TO BE DONE -> From the data that follows, copy every line holding the string "this".

-------

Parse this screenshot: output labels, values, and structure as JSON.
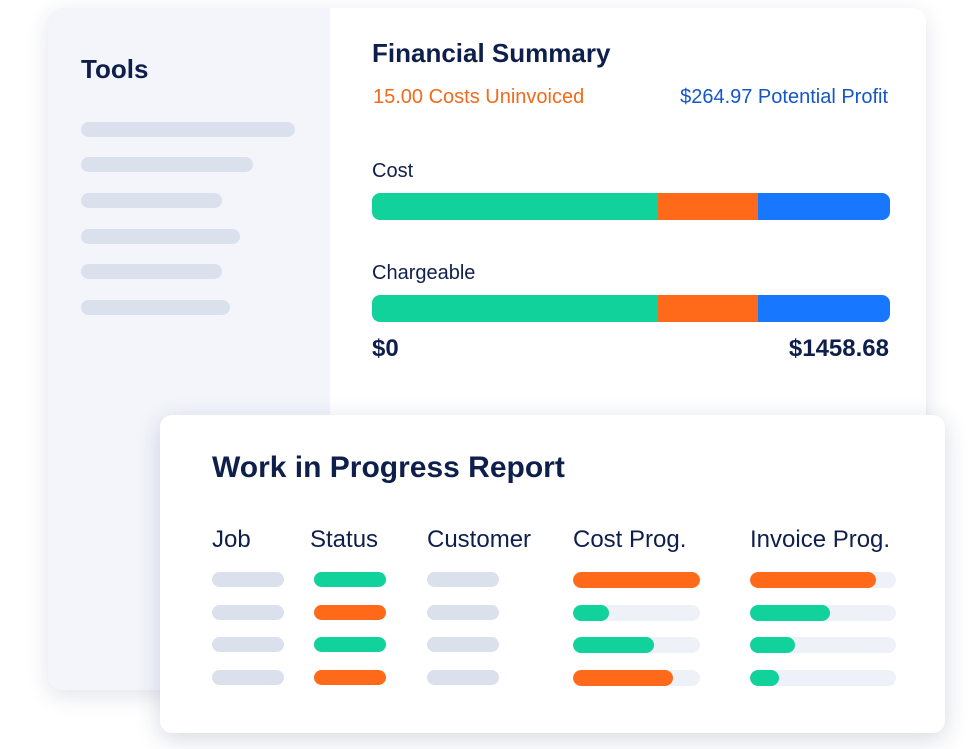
{
  "colors": {
    "green": "#10d29a",
    "orange": "#ff6a1a",
    "blue": "#1877ff",
    "placeholder": "#dbe0ed",
    "track": "#eef1f7",
    "navy": "#0f1f4b"
  },
  "sidebar": {
    "title": "Tools",
    "placeholder_item_count": 6
  },
  "financial_summary": {
    "title": "Financial Summary",
    "uninvoiced": "15.00 Costs Uninvoiced",
    "profit": "$264.97 Potential Profit",
    "bars": [
      {
        "label": "Cost",
        "segments": [
          {
            "color": "green",
            "fraction": 0.552
          },
          {
            "color": "orange",
            "fraction": 0.193
          },
          {
            "color": "blue",
            "fraction": 0.255
          }
        ]
      },
      {
        "label": "Chargeable",
        "segments": [
          {
            "color": "green",
            "fraction": 0.552
          },
          {
            "color": "orange",
            "fraction": 0.193
          },
          {
            "color": "blue",
            "fraction": 0.255
          }
        ]
      }
    ],
    "range_min": "$0",
    "range_max": "$1458.68"
  },
  "wip_report": {
    "title": "Work in Progress Report",
    "columns": [
      "Job",
      "Status",
      "Customer",
      "Cost Prog.",
      "Invoice Prog."
    ],
    "rows": [
      {
        "status_color": "green",
        "cost_progress": 1.0,
        "cost_color": "orange",
        "invoice_progress": 0.86,
        "invoice_color": "orange"
      },
      {
        "status_color": "orange",
        "cost_progress": 0.28,
        "cost_color": "green",
        "invoice_progress": 0.55,
        "invoice_color": "green"
      },
      {
        "status_color": "green",
        "cost_progress": 0.64,
        "cost_color": "green",
        "invoice_progress": 0.31,
        "invoice_color": "green"
      },
      {
        "status_color": "orange",
        "cost_progress": 0.79,
        "cost_color": "orange",
        "invoice_progress": 0.2,
        "invoice_color": "green"
      }
    ]
  }
}
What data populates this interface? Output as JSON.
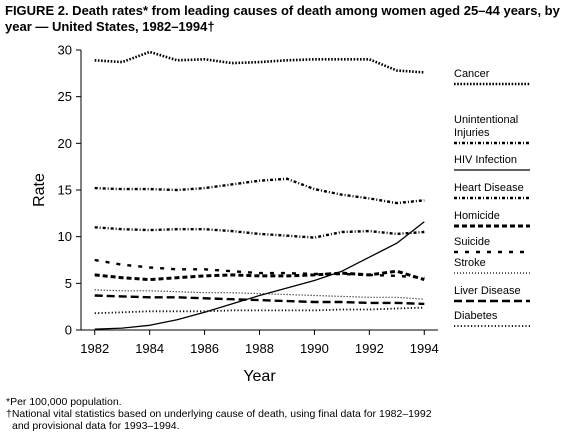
{
  "title": "FIGURE 2. Death rates* from leading causes of death among women aged 25–44 years, by year — United States, 1982–1994†",
  "footnotes": [
    "*Per 100,000 population.",
    "†National vital statistics based on underlying cause of death, using final data for 1982–1992",
    "and provisional data for 1993–1994."
  ],
  "chart_data": {
    "type": "line",
    "title": "FIGURE 2. Death rates* from leading causes of death among women aged 25–44 years, by year — United States, 1982–1994†",
    "xlabel": "Year",
    "ylabel": "Rate",
    "xlim": [
      1981.5,
      1994.5
    ],
    "ylim": [
      0,
      30
    ],
    "x_ticks": [
      1982,
      1984,
      1986,
      1988,
      1990,
      1992,
      1994
    ],
    "y_ticks": [
      0,
      5,
      10,
      15,
      20,
      25,
      30
    ],
    "grid": false,
    "legend": "right",
    "x": [
      1982,
      1983,
      1984,
      1985,
      1986,
      1987,
      1988,
      1989,
      1990,
      1991,
      1992,
      1993,
      1994
    ],
    "series": [
      {
        "name": "Cancer",
        "style": "dotted-heavy",
        "values": [
          28.9,
          28.7,
          29.8,
          28.9,
          29.0,
          28.6,
          28.7,
          28.9,
          29.0,
          29.0,
          29.0,
          27.8,
          27.6
        ]
      },
      {
        "name": "Unintentional Injuries",
        "style": "dash-dot",
        "values": [
          11.0,
          10.8,
          10.7,
          10.8,
          10.8,
          10.6,
          10.3,
          10.1,
          9.9,
          10.5,
          10.6,
          10.3,
          10.5
        ]
      },
      {
        "name": "HIV Infection",
        "style": "solid",
        "values": [
          0.1,
          0.2,
          0.5,
          1.1,
          1.9,
          2.8,
          3.7,
          4.5,
          5.3,
          6.3,
          7.8,
          9.3,
          11.6
        ]
      },
      {
        "name": "Heart Disease",
        "style": "dash-dot",
        "values": [
          15.2,
          15.1,
          15.1,
          15.0,
          15.2,
          15.6,
          16.0,
          16.2,
          15.1,
          14.5,
          14.1,
          13.6,
          13.9
        ]
      },
      {
        "name": "Homicide",
        "style": "heavy-dash",
        "values": [
          5.9,
          5.6,
          5.4,
          5.6,
          5.8,
          5.9,
          5.8,
          5.8,
          5.9,
          6.1,
          5.9,
          6.3,
          5.4
        ]
      },
      {
        "name": "Suicide",
        "style": "sparse-dash",
        "values": [
          7.5,
          7.0,
          6.7,
          6.5,
          6.5,
          6.3,
          6.1,
          6.1,
          6.0,
          6.0,
          5.9,
          5.8,
          5.6
        ]
      },
      {
        "name": "Stroke",
        "style": "fine-dotted",
        "values": [
          4.3,
          4.2,
          4.2,
          4.1,
          4.0,
          4.0,
          3.9,
          3.8,
          3.7,
          3.6,
          3.5,
          3.5,
          3.3
        ]
      },
      {
        "name": "Liver Disease",
        "style": "long-dash",
        "values": [
          3.7,
          3.6,
          3.5,
          3.5,
          3.4,
          3.3,
          3.2,
          3.1,
          3.0,
          3.0,
          2.9,
          2.9,
          2.8
        ]
      },
      {
        "name": "Diabetes",
        "style": "dotted-light",
        "values": [
          1.8,
          1.9,
          2.0,
          2.0,
          2.0,
          2.1,
          2.1,
          2.1,
          2.1,
          2.2,
          2.2,
          2.3,
          2.4
        ]
      }
    ]
  }
}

-------

WRITTEN RESPONSE ->
Parse this screenshot: output labels, values, and structure as JSON.
What data populates this interface? Output as JSON.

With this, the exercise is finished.